§ WRITTEN TASK: Can you write out the whole listing exactly?

§ RECORD SET:
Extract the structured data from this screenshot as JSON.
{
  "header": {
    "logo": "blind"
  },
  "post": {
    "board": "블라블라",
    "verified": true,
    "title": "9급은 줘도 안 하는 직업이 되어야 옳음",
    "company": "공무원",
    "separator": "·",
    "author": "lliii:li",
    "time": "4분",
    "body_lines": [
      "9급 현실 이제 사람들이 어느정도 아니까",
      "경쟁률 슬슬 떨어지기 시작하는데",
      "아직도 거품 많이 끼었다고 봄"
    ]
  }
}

§ WRITTEN RESPONSE:
Extract the structured data from this screenshot as JSON.
{
  "header": {
    "logo": "blind"
  },
  "post": {
    "board": "블라블라",
    "verified": true,
    "title": "9급은 줘도 안 하는 직업이 되어야 옳음",
    "company": "공무원",
    "separator": "·",
    "author": "lliii:li",
    "time": "4분",
    "body_lines": [
      "9급 현실 이제 사람들이 어느정도 아니까",
      "경쟁률 슬슬 떨어지기 시작하는데",
      "아직도 거품 많이 끼었다고 봄"
    ]
  }
}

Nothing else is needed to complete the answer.